Challenge ▸ Below are some records. How many of their lines contain the string "Trotz"? Give the number only.

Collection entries
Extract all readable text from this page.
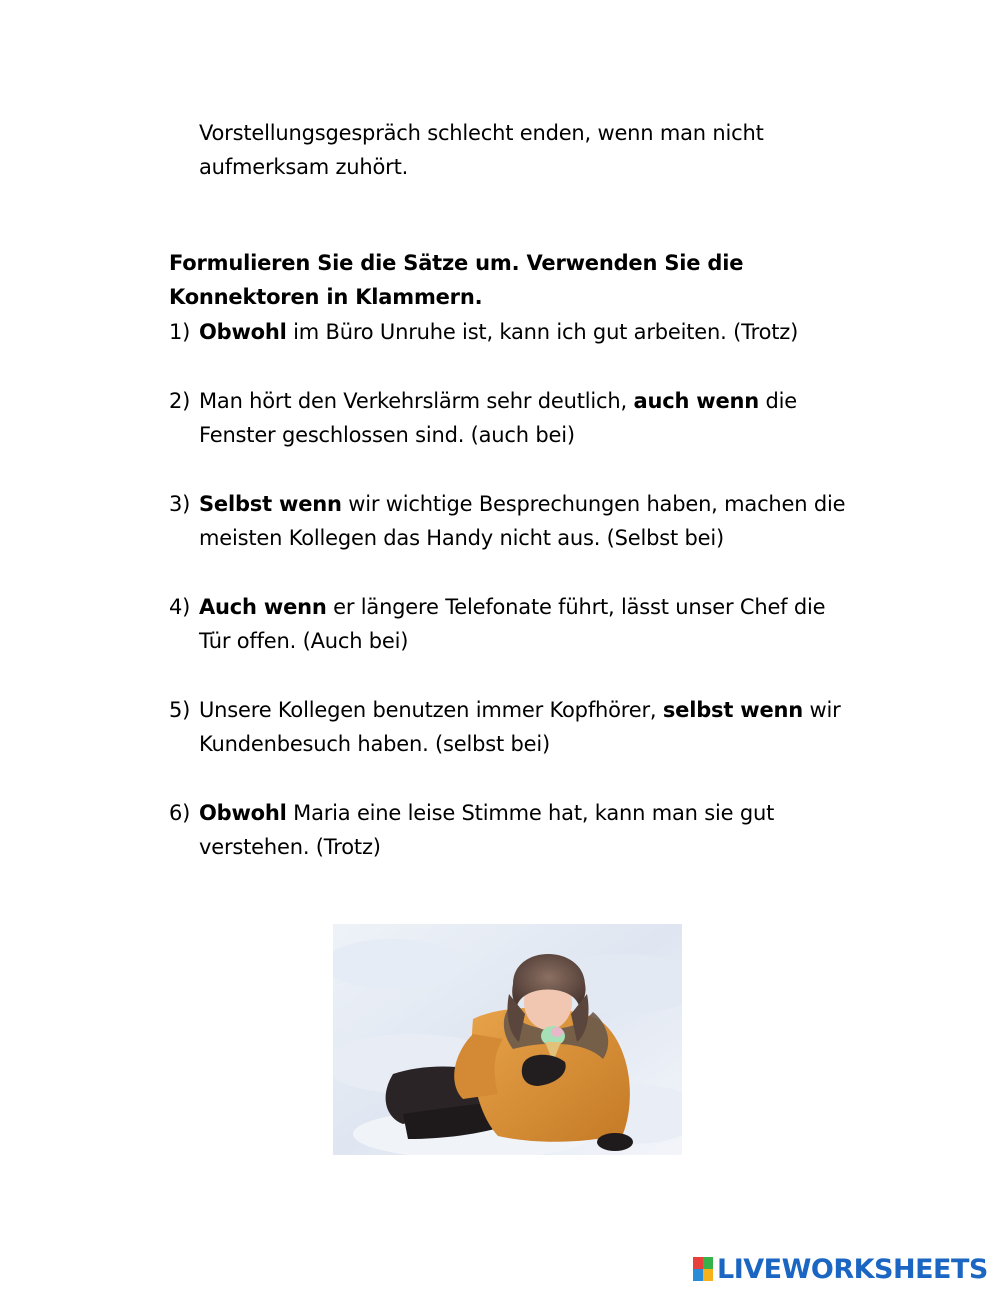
Vorstellungsgespräch schlecht enden, wenn man nicht
aufmerksam zuhört.
Formulieren Sie die Sätze um. Verwenden Sie die
Konnektoren in Klammern.
1) Obwohl im Büro Unruhe ist, kann ich gut arbeiten. (Trotz)
2) Man hört den Verkehrslärm sehr deutlich, auch wenn die
Fenster geschlossen sind. (auch bei)
3) Selbst wenn wir wichtige Besprechungen haben, machen die
meisten Kollegen das Handy nicht aus. (Selbst bei)
4) Auch wenn er längere Telefonate führt, lässt unser Chef die
Tür offen. (Auch bei)
5) Unsere Kollegen benutzen immer Kopfhörer, selbst wenn wir
Kundenbesuch haben. (selbst bei)
6) Obwohl Maria eine leise Stimme hat, kann man sie gut
verstehen. (Trotz)
LIVEWORKSHEETS
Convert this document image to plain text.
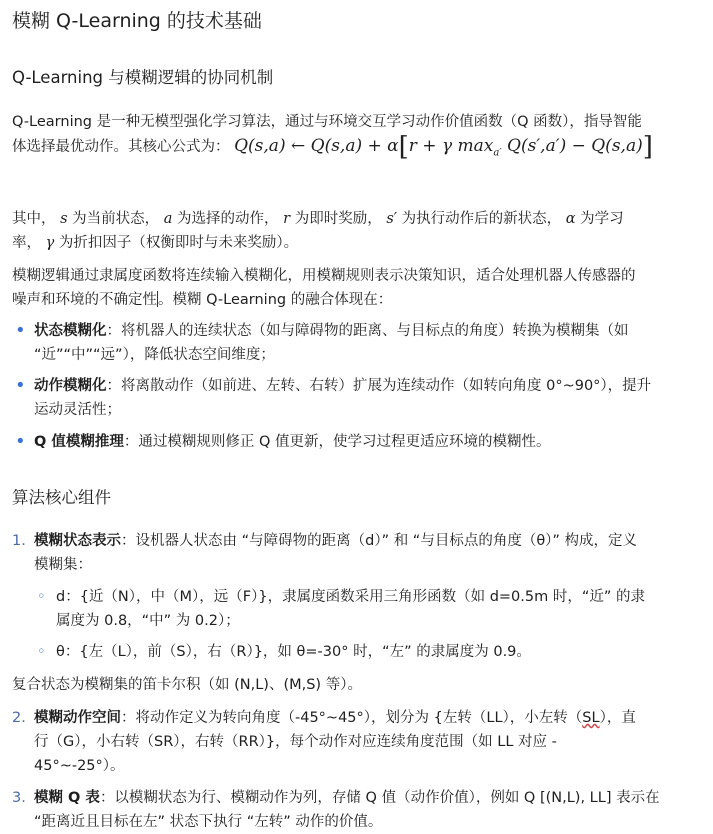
模糊 Q-Learning 的技术基础
Q-Learning 与模糊逻辑的协同机制

Q-Learning 是一种无模型强化学习算法，通过与环境交互学习动作价值函数（Q 函数），指导智能
体选择最优动作。其核心公式为： Q(s,a) ← Q(s,a) + α[r + γ $\max_{a'} Q(s',a') - Q(s,a)$]

其中， s 为当前状态， a 为选择的动作， r 为即时奖励， s′ 为执行动作后的新状态， α 为学习
率， γ 为折扣因子（权衡即时与未来奖励）。

模糊逻辑通过隶属度函数将连续输入模糊化，用模糊规则表示决策知识，适合处理机器人传感器的
噪声和环境的不确定性。模糊 Q-Learning 的融合体现在：

• 状态模糊化：将机器人的连续状态（如与障碍物的距离、与目标点的角度）转换为模糊集（如
“近”“中”“远”），降低状态空间维度；
• 动作模糊化：将离散动作（如前进、左转、右转）扩展为连续动作（如转向角度 0°~90°），提升
运动灵活性；
• Q 值模糊推理：通过模糊规则修正 Q 值更新，使学习过程更适应环境的模糊性。
算法核心组件
1. 模糊状态表示：设机器人状态由 “与障碍物的距离（d）” 和 “与目标点的角度（θ）” 构成，定义
模糊集：
◦ d：{近（N），中（M），远（F）}，隶属度函数采用三角形函数（如 d=0.5m 时，“近” 的隶
属度为 0.8，“中” 为 0.2）；
◦ θ：{左（L），前（S），右（R）}，如 θ=-30° 时，“左” 的隶属度为 0.9。

复合状态为模糊集的笛卡尔积（如 (N,L)、(M,S) 等）。

2. 模糊动作空间：将动作定义为转向角度（-45°~45°），划分为 {左转（LL），小左转（SL），直
行（G），小右转（SR），右转（RR）}，每个动作对应连续角度范围（如 LL 对应 -
45°~-25°）。
3. 模糊 Q 表：以模糊状态为行、模糊动作为列，存储 Q 值（动作价值），例如 Q [(N,L), LL] 表示在
“距离近且目标在左” 状态下执行 “左转” 动作的价值。
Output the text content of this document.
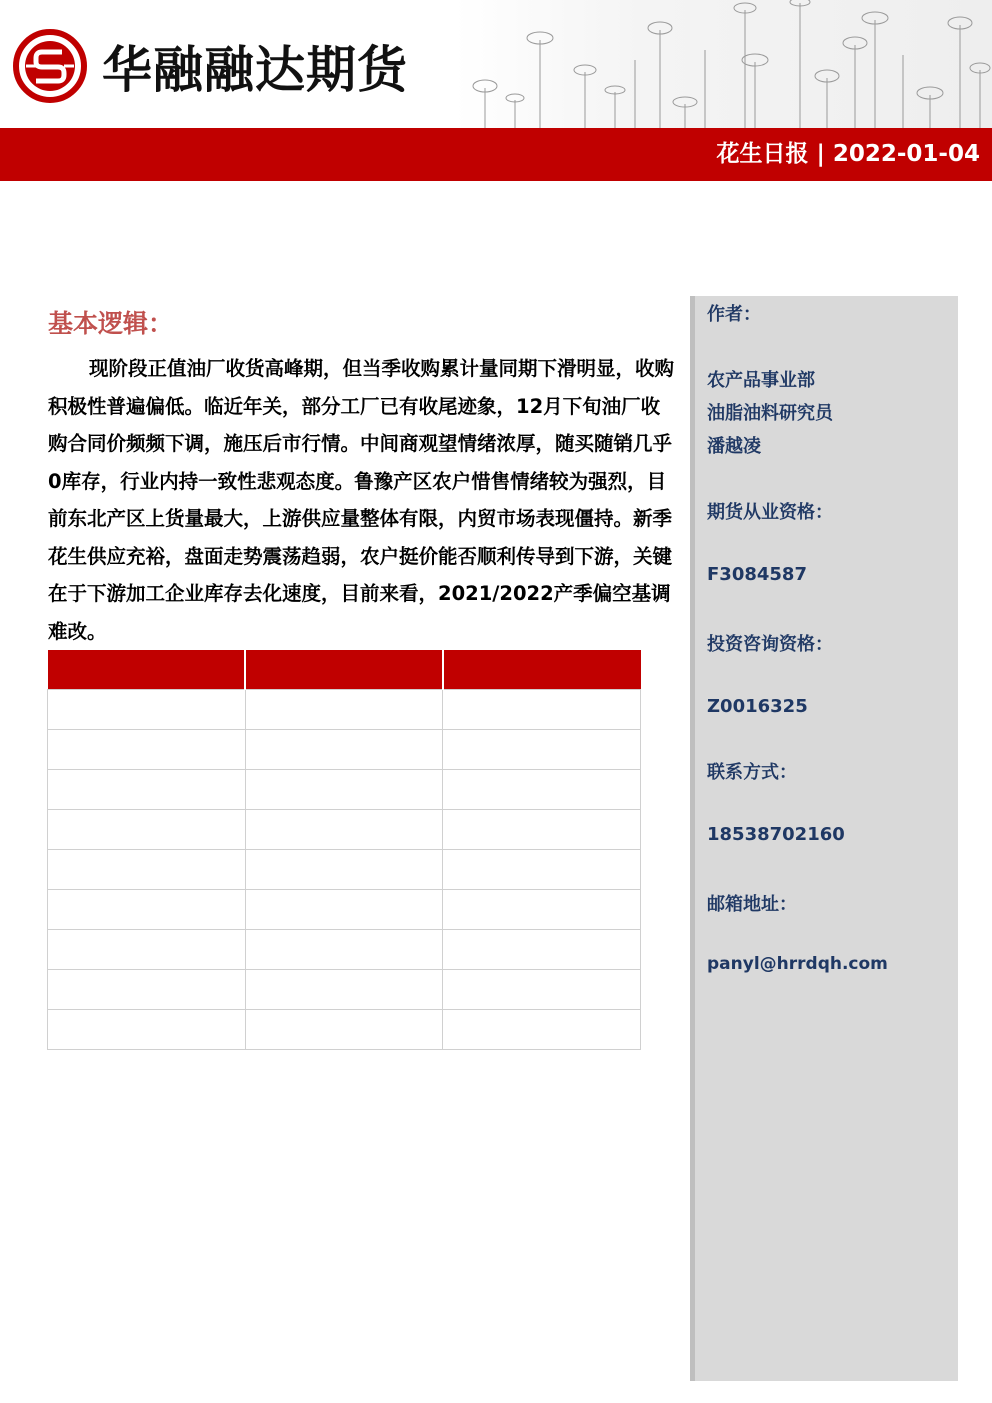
华融融达期货
花生日报 | 2022-01-04
基本逻辑：

现阶段正值油厂收货高峰期，但当季收购累计量同期下滑明显，收购积极性普遍偏低。临近年关，部分工厂已有收尾迹象，12月下旬油厂收购合同价频频下调，施压后市行情。中间商观望情绪浓厚，随买随销几乎0库存，行业内持一致性悲观态度。鲁豫产区农户惜售情绪较为强烈，目前东北产区上货量最大，上游供应量整体有限，内贸市场表现僵持。新季花生供应充裕，盘面走势震荡趋弱，农户挺价能否顺利传导到下游，关键在于下游加工企业库存去化速度，目前来看，2021/2022产季偏空基调难改。

作者：
农产品事业部
油脂油料研究员
潘越凌
期货从业资格：
F3084587
投资咨询资格：
Z0016325
联系方式：
18538702160
邮箱地址：
panyl@hrrdqh.com
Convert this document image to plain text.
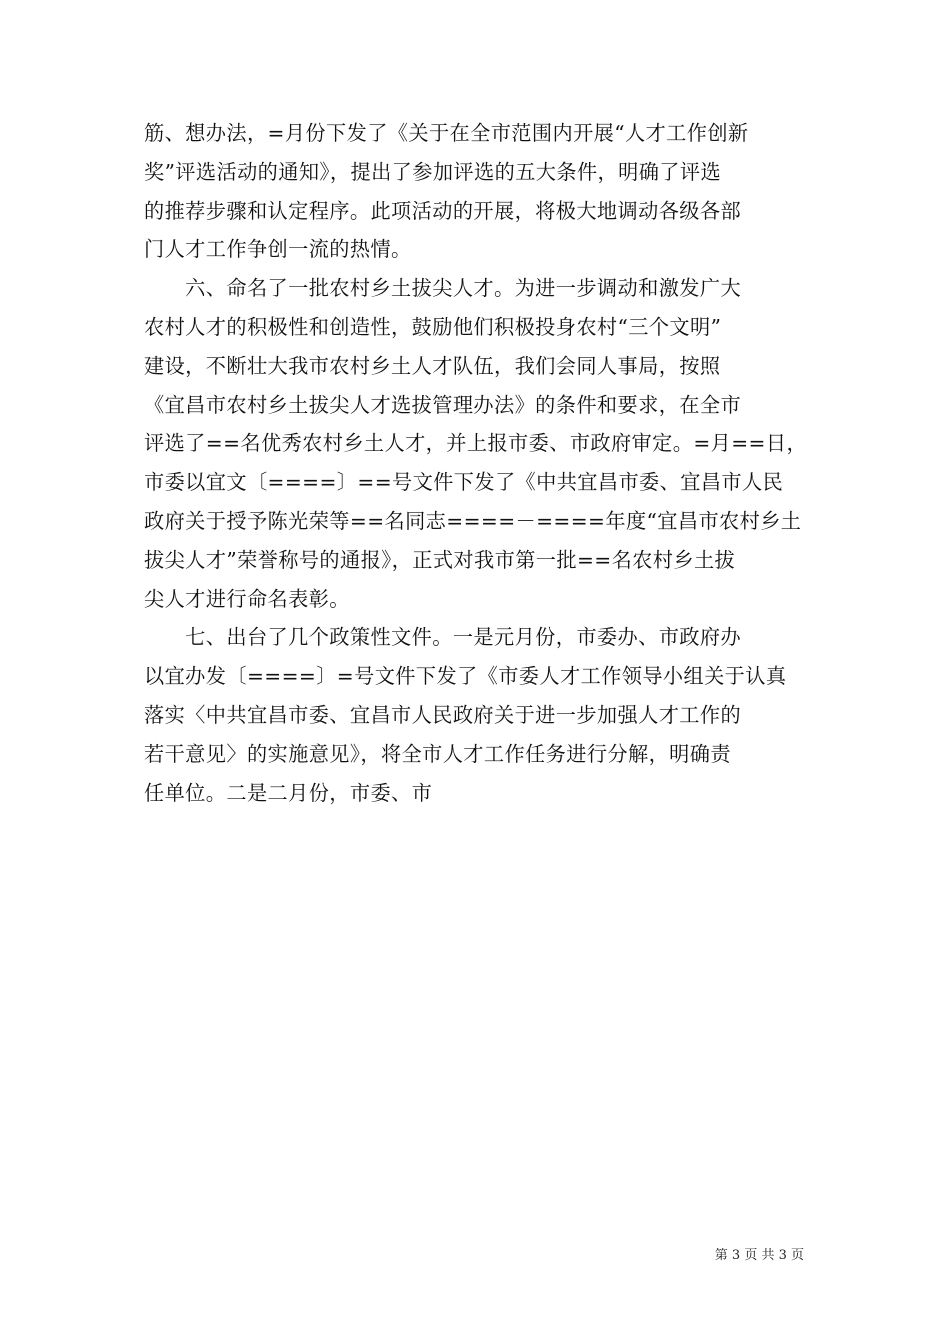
筋、想办法，=月份下发了《关于在全市范围内开展“人才工作创新
奖”评选活动的通知》，提出了参加评选的五大条件，明确了评选
的推荐步骤和认定程序。此项活动的开展，将极大地调动各级各部
门人才工作争创一流的热情。
　　六、命名了一批农村乡土拔尖人才。为进一步调动和激发广大
农村人才的积极性和创造性，鼓励他们积极投身农村“三个文明”
建设，不断壮大我市农村乡土人才队伍，我们会同人事局，按照
《宜昌市农村乡土拔尖人才选拔管理办法》的条件和要求，在全市
评选了==名优秀农村乡土人才，并上报市委、市政府审定。=月==日，
市委以宜文〔====〕==号文件下发了《中共宜昌市委、宜昌市人民
政府关于授予陈光荣等==名同志====－====年度“宜昌市农村乡土
拔尖人才”荣誉称号的通报》，正式对我市第一批==名农村乡土拔
尖人才进行命名表彰。
　　七、出台了几个政策性文件。一是元月份，市委办、市政府办
以宜办发〔====〕=号文件下发了《市委人才工作领导小组关于认真
落实〈中共宜昌市委、宜昌市人民政府关于进一步加强人才工作的
若干意见〉的实施意见》，将全市人才工作任务进行分解，明确责
任单位。二是二月份，市委、市
第 3 页 共 3 页
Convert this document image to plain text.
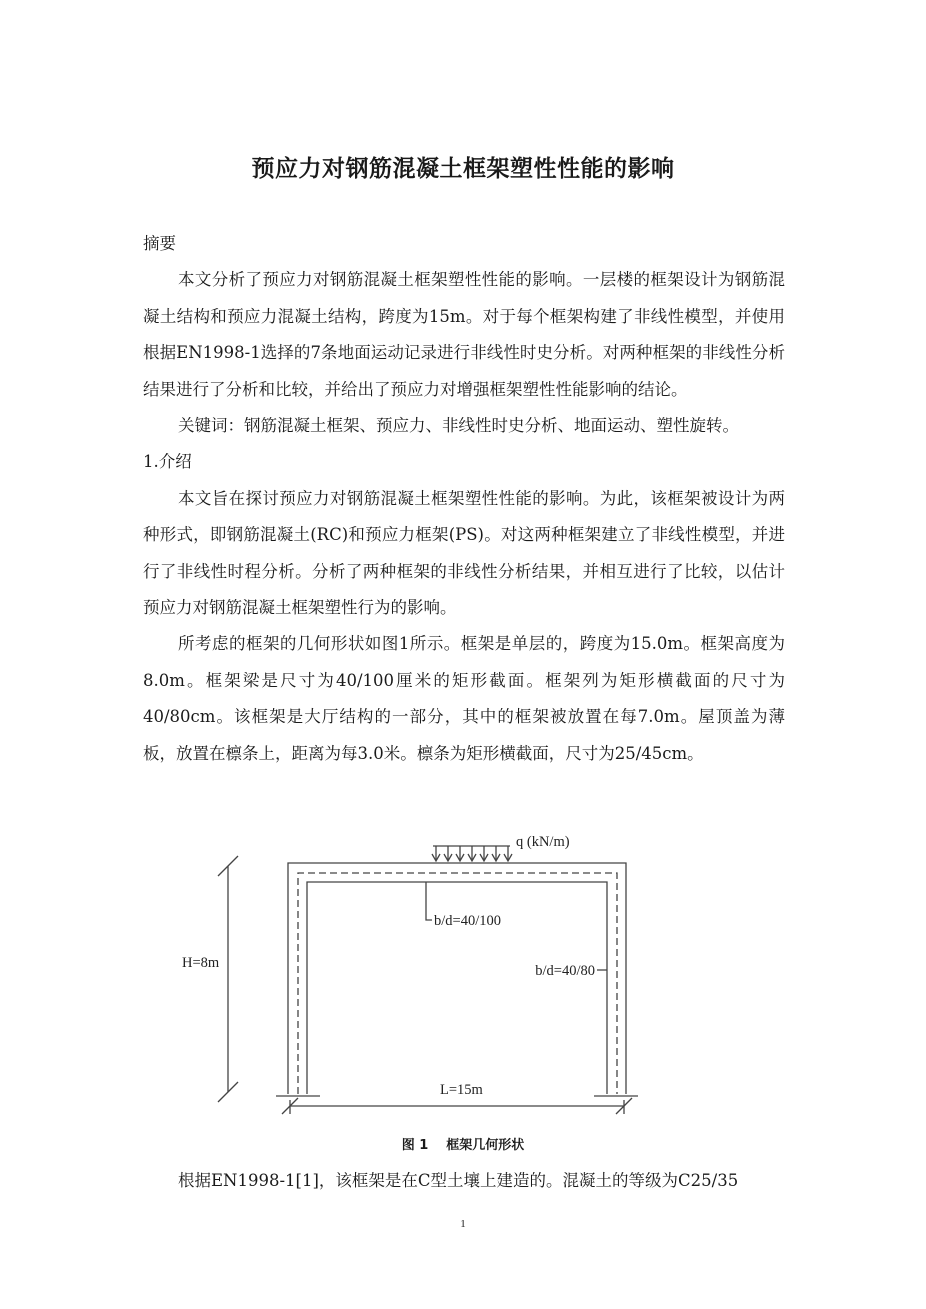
预应力对钢筋混凝土框架塑性性能的影响

摘要

本文分析了预应力对钢筋混凝土框架塑性性能的影响。一层楼的框架设计为钢筋混凝土结构和预应力混凝土结构，跨度为15m。对于每个框架构建了非线性模型，并使用根据EN1998-1选择的7条地面运动记录进行非线性时史分析。对两种框架的非线性分析结果进行了分析和比较，并给出了预应力对增强框架塑性性能影响的结论。

关键词：钢筋混凝土框架、预应力、非线性时史分析、地面运动、塑性旋转。

1.介绍

本文旨在探讨预应力对钢筋混凝土框架塑性性能的影响。为此，该框架被设计为两种形式，即钢筋混凝土(RC)和预应力框架(PS)。对这两种框架建立了非线性模型，并进行了非线性时程分析。分析了两种框架的非线性分析结果，并相互进行了比较，以估计预应力对钢筋混凝土框架塑性行为的影响。

所考虑的框架的几何形状如图1所示。框架是单层的，跨度为15.0m。框架高度为8.0m。框架梁是尺寸为40/100厘米的矩形截面。框架列为矩形横截面的尺寸为40/80cm。该框架是大厅结构的一部分，其中的框架被放置在每7.0m。屋顶盖为薄板，放置在檩条上，距离为每3.0米。檩条为矩形横截面，尺寸为25/45cm。

q (kN/m)
b/d=40/100
b/d=40/80
H=8m
L=15m
图 1 框架几何形状
根据EN1998-1[1]，该框架是在C型土壤上建造的。混凝土的等级为C25/35
1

Answer for this exercise ▸ 2